▸ **Tugas Latihan A**:
Tentukan apakah pernyataan (i), (ii), dan (iii) berikut sesuai dengan teks tentang teori hukum di bawah. Jawab "ya" atau "tidak" untuk masing-masing pernyataan, disertai kutipan persis dari teks yang menjadi penentunya.
(i) Menurut Kartini Kartono, teori adalah satu prinsip umum yang dirumuskan untuk menerangkan sekelompok gejala yang saling berkaitan.
(ii) M. Solly Lubis berpendapat bahwa teori adalah susunan fakta yang saling berhubungan dalam bentuk sistematis.
(iii) Teks menyatakan bahwa teori hukum bersifat tetap dan tidak berubah.

▸ **Halaman**:
☆ ☆ ☆

Senin, 25 Mei 2015

Makalah Teori Hukum

BAB I
PENDAHULUAN

1.1   Latar Belakang 
Teori merupakan sebuah keberadaan yang sangat penting dalam dunia hukum, karena hal tersebut merupakan konsep dasar yang dapat menjawab suatu masalah. Teori juga merupakan sarana yang memberikan rangkuman bagaimana memahami suatu masalah dalam setiap bidang ilmu pengetahuan hukum. Penting untuk seorang akademisi hukum mengetahui pengertian teori secara luas, sehingga tidak terjadi kesalahan dalam membuat karya-karya ilmiah yang merupakan proses kegiatan seorang akademisi dalam kegiatan ilmiah maupun dalam suatu penelitian.
berikut ini merupakan pendapat beberapa pakar yang memberikan pengertian arti teori.
1.             Kartini Kartono menjelaskan bahwa teori adalah satu prinsip umum yang dirumuskan untuk menerangkan sekelompok gejala yang saling berkaitan.
2.             Ronny Hanitijo Soemitro berpendapat bahwa teori adalah serangkaian konsep, definisi, dan proposisi yang saling berkaitan dan bertujuan untuk memberikan gambaran yang sistematis tentang suatu fenomena.
3.             M. Solly Lubis mengemukakan bahwa teori adalah pengetahuan ilmiah yang mencakup penjelasan mengenai suatu sektor tertentu dalam disiplin keilmuan.
4.             S. Nasution menguraikan bahwa teori adalah susunan fakta yang saling berhubungan dalam bentuk sistematis, sehingga dapat dipahami fungsi dan peranan teori dalam penelitian ilmiah, mengarahkan, merangkum pengetahuan dalam sistem tertentu, serta meramalkan fakta.[1]
Teori menurut para pakar diatas berasal dari cabang-cabang ilmu lain, tergantung dari sudut mana memandang substansi teori tersebut, begitu pula dengan ilmu hukum yang luas sehingga terdapat banyak aliran teori atau mahzab yang lahir dari para sarjana.
Teori hukum selalu berkembang mengikuti perkembangan manusia serta mengikuti kebutuhan dan nilai-nilai yang hidup dalam manusia sehingga teori dapat dikatakan sebagai kajian fundamental dalam sebuah karya tulis. Makalah ini mencoba mengulas berbagai macam teori-teori hukum yang ada serta mahzab-mahzab yang dikemukakan oleh para sarjana. 

1.2            Ruang Lingkup Penelitian
 Penelitian ini mencakup penjelasan mengenai macam-macam teori hukum dan mahzab-mahzab serta menjelaskan secara eksplisit mengenai teori-teori tersebut. Perkembangan teori-teori tersebut sesuai dengan perkembangan tiap-tiap zaman menurut para pakar.

☆ ☆ ☆

▸ **Data Tersedia**:
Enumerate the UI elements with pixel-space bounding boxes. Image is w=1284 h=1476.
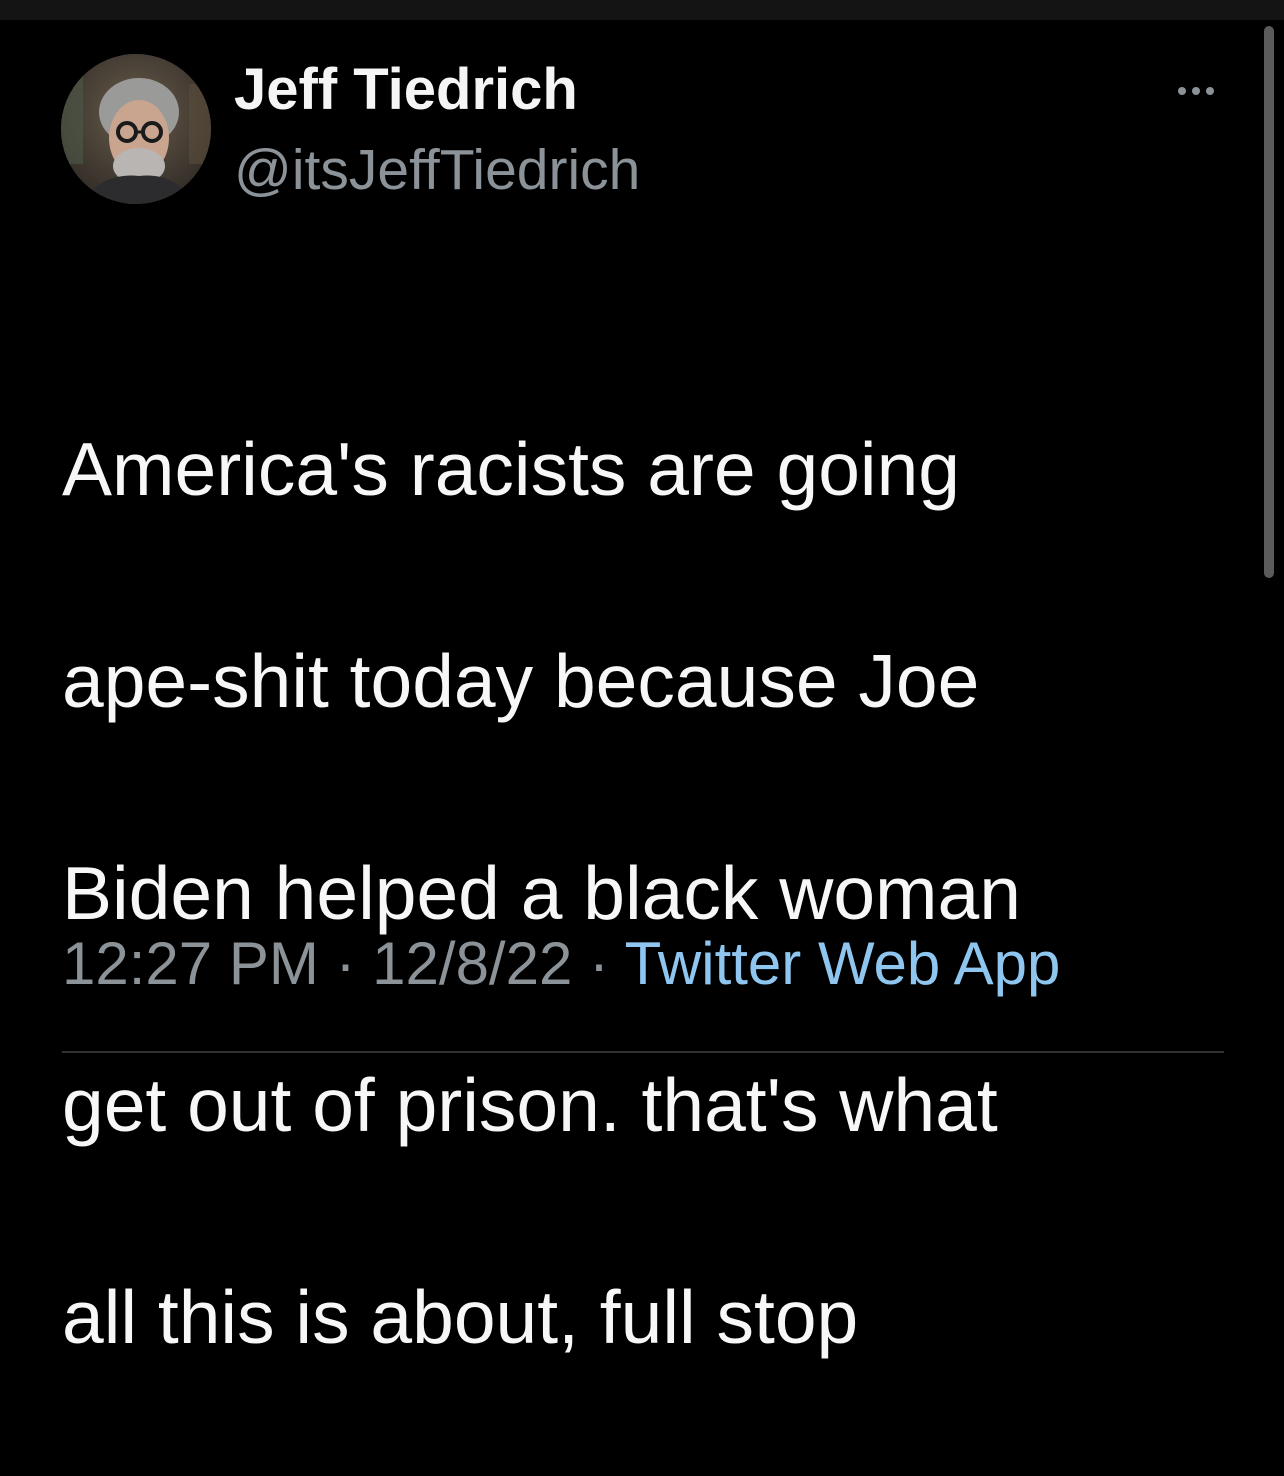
more-horizontal-icon: [1178, 87, 1186, 95]
meta-separator: ·: [335, 930, 356, 997]
author-handle[interactable]: @itsJeffTiedrich: [234, 136, 640, 204]
more-horizontal-icon: [1192, 87, 1200, 95]
tweet-date[interactable]: 12/8/22: [372, 930, 572, 997]
meta-separator: ·: [589, 930, 609, 997]
tweet-detail: Jeff Tiedrich @itsJeffTiedrich America's…: [0, 0, 1284, 1359]
divider: [62, 1051, 1224, 1053]
tweet-time[interactable]: 12:27 PM: [62, 930, 319, 997]
scrollbar[interactable]: [1264, 26, 1274, 578]
tweet-text: America's racists are going ape-shit tod…: [62, 310, 1222, 1476]
avatar-image: [61, 54, 211, 204]
more-options-button[interactable]: [1168, 74, 1224, 108]
tweet-text-line: get out of prison. that's what: [62, 1063, 998, 1147]
avatar[interactable]: [61, 54, 211, 204]
tweet-metadata: 12:27 PM · 12/8/22 · Twitter Web App: [62, 926, 1060, 1002]
tweet-text-line: America's racists are going: [62, 427, 960, 511]
more-horizontal-icon: [1206, 87, 1214, 95]
tweet-text-line: all this is about, full stop: [62, 1275, 859, 1359]
author-name[interactable]: Jeff Tiedrich: [234, 56, 578, 124]
tweet-source-link[interactable]: Twitter Web App: [625, 930, 1061, 997]
tweet-text-line: ape-shit today because Joe: [62, 639, 980, 723]
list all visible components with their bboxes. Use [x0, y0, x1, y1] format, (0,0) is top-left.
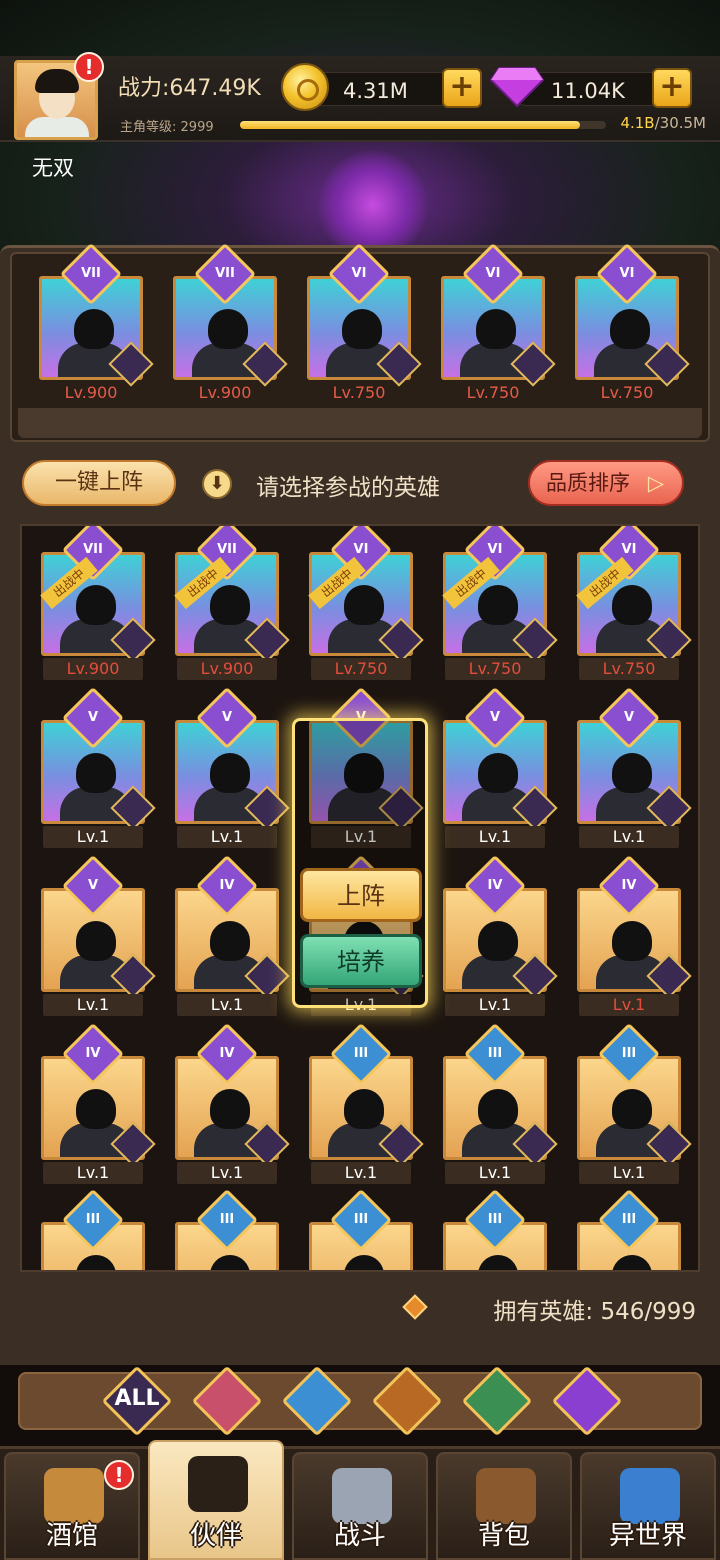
hero-level: Lv.900	[43, 658, 143, 680]
exp-text: 4.1B/30.5M	[620, 114, 706, 132]
hero-level: Lv.900	[177, 658, 277, 680]
deploy-button[interactable]: 上阵	[300, 868, 422, 922]
hero-level: Lv.1	[445, 994, 545, 1016]
hero-level: Lv.750	[466, 383, 520, 402]
avatar-alert-icon: !	[74, 52, 104, 82]
select-hero-hint: 请选择参战的英雄	[256, 475, 440, 501]
one-click-deploy-button[interactable]: 一键上阵	[22, 460, 176, 506]
train-button[interactable]: 培养	[300, 934, 422, 988]
hero-level: Lv.750	[579, 658, 679, 680]
owned-heroes: 拥有英雄: 546/999	[493, 1299, 696, 1325]
portal-eye-art	[318, 150, 428, 260]
add-gems-button[interactable]: +	[652, 68, 692, 108]
combat-power: 战力:647.49K	[118, 76, 261, 101]
hero-level: Lv.750	[600, 383, 654, 402]
filter-knight-helmet-icon[interactable]	[191, 1365, 263, 1437]
add-gold-button[interactable]: +	[442, 68, 482, 108]
nav-backpack-chest[interactable]: 背包	[436, 1452, 572, 1560]
hero-level: Lv.1	[445, 826, 545, 848]
filter-demon-icon[interactable]	[551, 1365, 623, 1437]
filter-all-icon[interactable]: ALL	[101, 1365, 173, 1437]
companion-icon	[188, 1456, 248, 1512]
hero-level: Lv.1	[177, 826, 277, 848]
hero-level: Lv.900	[198, 383, 252, 402]
hero-level: Lv.750	[445, 658, 545, 680]
nav-companion[interactable]: 伙伴	[148, 1440, 284, 1560]
hero-level: Lv.1	[311, 1162, 411, 1184]
hero-level: Lv.1	[579, 826, 679, 848]
nav-alert-icon: !	[104, 1460, 134, 1490]
nav-crossed-swords[interactable]: 战斗	[292, 1452, 428, 1560]
purple-gem-icon	[489, 67, 545, 108]
exp-progress-bar	[240, 121, 606, 129]
nav-portal[interactable]: 异世界	[580, 1452, 716, 1560]
gold-coin-icon	[281, 63, 329, 111]
info-down-icon: ⬇	[202, 469, 232, 499]
play-arrow-icon: ▷	[647, 471, 664, 495]
player-level: 主角等级: 2999	[120, 120, 214, 135]
filter-elf-icon[interactable]	[461, 1365, 533, 1437]
hero-level: Lv.1	[43, 994, 143, 1016]
hero-level: Lv.900	[64, 383, 118, 402]
player-name: 无双	[32, 156, 74, 180]
hero-level: Lv.1	[177, 1162, 277, 1184]
hero-level: Lv.1	[579, 1162, 679, 1184]
filter-lion-icon[interactable]	[371, 1365, 443, 1437]
hero-level: Lv.1	[177, 994, 277, 1016]
filter-fish-creature-icon[interactable]	[281, 1365, 353, 1437]
hero-level: Lv.1	[43, 1162, 143, 1184]
hero-level: Lv.1	[445, 1162, 545, 1184]
hero-level: Lv.750	[311, 658, 411, 680]
hero-level: Lv.1	[579, 994, 679, 1016]
quality-sort-button[interactable]: 品质排序 ▷	[528, 460, 684, 506]
hero-level: Lv.1	[43, 826, 143, 848]
hero-level: Lv.750	[332, 383, 386, 402]
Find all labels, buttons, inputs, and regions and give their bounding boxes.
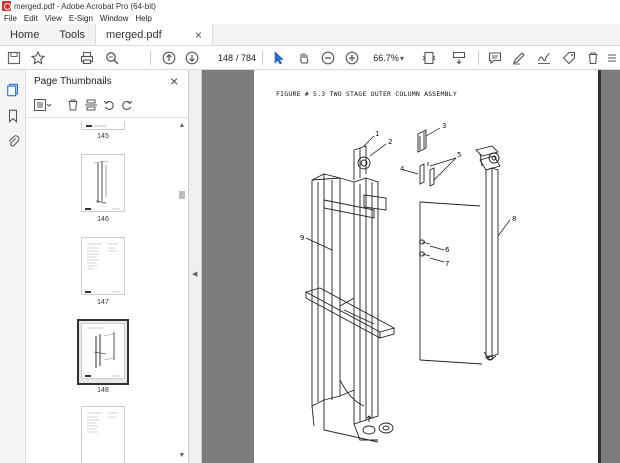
comment-icon[interactable] [486, 49, 504, 67]
tab-document[interactable]: merged.pdf × [95, 24, 214, 45]
callout-3: 3 [442, 122, 446, 130]
sign-icon[interactable] [535, 49, 553, 67]
close-panel-icon[interactable]: × [170, 73, 178, 89]
arrow-down-circle-icon[interactable] [183, 49, 201, 67]
menu-help[interactable]: Help [135, 14, 151, 23]
callout-1: 1 [375, 130, 379, 138]
arrow-up-circle-icon[interactable] [160, 49, 178, 67]
tab-tools[interactable]: Tools [49, 24, 95, 45]
thumbnail-label: 148 [97, 387, 109, 394]
callout-8: 8 [512, 215, 516, 223]
thumbnail-page-147[interactable] [81, 237, 125, 295]
thumbnail-label: 147 [97, 299, 109, 306]
insert-page-icon[interactable] [85, 96, 97, 114]
rotate-right-icon[interactable] [121, 96, 133, 114]
menu-file[interactable]: File [4, 14, 17, 23]
print-icon[interactable] [78, 49, 96, 67]
zoom-in-icon[interactable] [343, 49, 361, 67]
collapse-panel-icon[interactable]: ◀ [192, 270, 197, 278]
left-rail [0, 70, 26, 463]
close-tab-icon[interactable]: × [195, 28, 202, 42]
callout-9: 9 [300, 234, 304, 242]
title-bar: merged.pdf - Adobe Acrobat Pro (64-bit) [0, 0, 620, 12]
zoom-out-icon[interactable] [319, 49, 337, 67]
scrollbar-thumb[interactable] [179, 191, 185, 199]
callout-7: 7 [445, 260, 449, 268]
thumbnail-page-148[interactable] [81, 323, 125, 379]
pdf-page: FIGURE # 5.3 TWO STAGE OUTER COLUMN ASSE… [254, 70, 598, 463]
panel-title: Page Thumbnails [34, 76, 112, 87]
tab-bar: Home Tools merged.pdf × [0, 24, 620, 46]
thumbnail-page-146[interactable] [81, 154, 125, 212]
delete-page-icon[interactable] [67, 96, 79, 114]
pen-icon[interactable] [510, 49, 528, 67]
page-fit-icon[interactable] [420, 49, 438, 67]
menu-esign[interactable]: E-Sign [69, 14, 93, 23]
page-total: / 784 [236, 53, 257, 63]
tab-document-label: merged.pdf [106, 28, 162, 41]
callout-5: 5 [457, 151, 461, 159]
page-thumbnails-panel: Page Thumbnails × ▲ ▼ 145 146 147 148 [26, 70, 189, 463]
panel-divider [26, 117, 189, 118]
callout-4: 4 [400, 165, 405, 173]
thumbnail-label: 146 [97, 216, 109, 223]
tag-icon[interactable] [560, 49, 578, 67]
toolbar-separator [478, 51, 479, 65]
star-icon[interactable] [29, 49, 47, 67]
toolbar-separator [262, 51, 263, 65]
more-icon[interactable] [604, 49, 620, 67]
hand-icon[interactable] [295, 49, 313, 67]
zoom-dropdown-icon[interactable]: ▾ [400, 51, 404, 66]
page-thumbnails-icon[interactable] [5, 82, 21, 98]
acrobat-logo-icon [2, 1, 11, 11]
toolbar-separator [150, 51, 151, 65]
thumbnail-label: 145 [97, 133, 109, 140]
scroll-down-arrow-icon[interactable]: ▼ [178, 452, 186, 459]
scroll-up-arrow-icon[interactable]: ▲ [178, 122, 186, 129]
menu-edit[interactable]: Edit [24, 14, 38, 23]
document-view[interactable]: FIGURE # 5.3 TWO STAGE OUTER COLUMN ASSE… [202, 70, 620, 463]
main-toolbar: 148 / 784 66.7% ▾ [0, 46, 620, 70]
menu-window[interactable]: Window [100, 14, 128, 23]
attachment-icon[interactable] [5, 133, 21, 149]
page-number-input[interactable]: 148 [205, 51, 235, 66]
page-edge [598, 70, 601, 463]
search-icon[interactable] [103, 49, 121, 67]
rotate-left-icon[interactable] [103, 96, 115, 114]
menu-view[interactable]: View [45, 14, 62, 23]
thumbnail-page-145[interactable] [81, 122, 125, 130]
save-icon[interactable] [5, 49, 23, 67]
scroll-mode-icon[interactable] [450, 49, 468, 67]
zoom-level-input[interactable]: 66.7% [368, 51, 404, 66]
menu-bar: File Edit View E-Sign Window Help [0, 12, 620, 24]
tab-home[interactable]: Home [0, 24, 49, 45]
callout-6: 6 [445, 246, 450, 254]
panel-splitter[interactable]: ◀ [189, 70, 202, 463]
thumbnail-scrollbar[interactable]: ▲ ▼ [178, 122, 186, 463]
callout-2: 2 [388, 138, 392, 146]
assembly-drawing: 1 2 3 4 5 6 7 8 9 [300, 122, 516, 443]
thumbnail-page-149[interactable] [81, 406, 125, 463]
cursor-icon[interactable] [270, 49, 288, 67]
thumbnail-options-icon[interactable] [34, 96, 52, 114]
bookmark-icon[interactable] [5, 108, 21, 124]
window-title: merged.pdf - Adobe Acrobat Pro (64-bit) [14, 1, 156, 11]
trash-icon[interactable] [584, 49, 602, 67]
thumbnail-tools [30, 96, 180, 114]
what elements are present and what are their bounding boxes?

☆ ☆ ☆

▸ **Tugas Latihan B**:
Susunlah baris-baris pada data di atas menjadi daftar bernomor, mulai dari baris yang memuat "658, 143, 680]" sampai baris yang memuat "460, 176, 506]", termasuk kedua baris itu. Lewati baris kosong dan jangan sertakan baris lain.

▸ **Hasil Tugas A**:
(i) Ya: "Kartini Kartono menjelaskan bahwa teori adalah satu prinsip umum yang dirumuskan untuk menerangkan sekelompok gejala yang saling berkaitan."
(ii) Tidak: "M. Solly Lubis mengemukakan bahwa teori adalah pengetahuan ilmiah yang mencakup penjelasan mengenai suatu sektor tertentu dalam disiplin keilmuan."
(iii) Tidak: "Teori hukum selalu berkembang mengikuti perkembangan manusia serta mengikuti kebutuhan dan nilai-nilai yang hidup dalam manusia"

▸ **Hasil Tugas B**:
1. hero-level: Lv.900	[43, 658, 143, 680]
2. exp-text: 4.1B/30.5M	[620, 114, 706, 132]
3. hero-level: Lv.900	[177, 658, 277, 680]
4. deploy-button[interactable]: 上阵	[300, 868, 422, 922]
5. hero-level: Lv.1	[445, 994, 545, 1016]
6. hero-level: Lv.750	[466, 383, 520, 402]
7. avatar-alert-icon: !	[74, 52, 104, 82]
8. select-hero-hint: 请选择参战的英雄	[256, 475, 440, 501]
9. one-click-deploy-button[interactable]: 一键上阵	[22, 460, 176, 506]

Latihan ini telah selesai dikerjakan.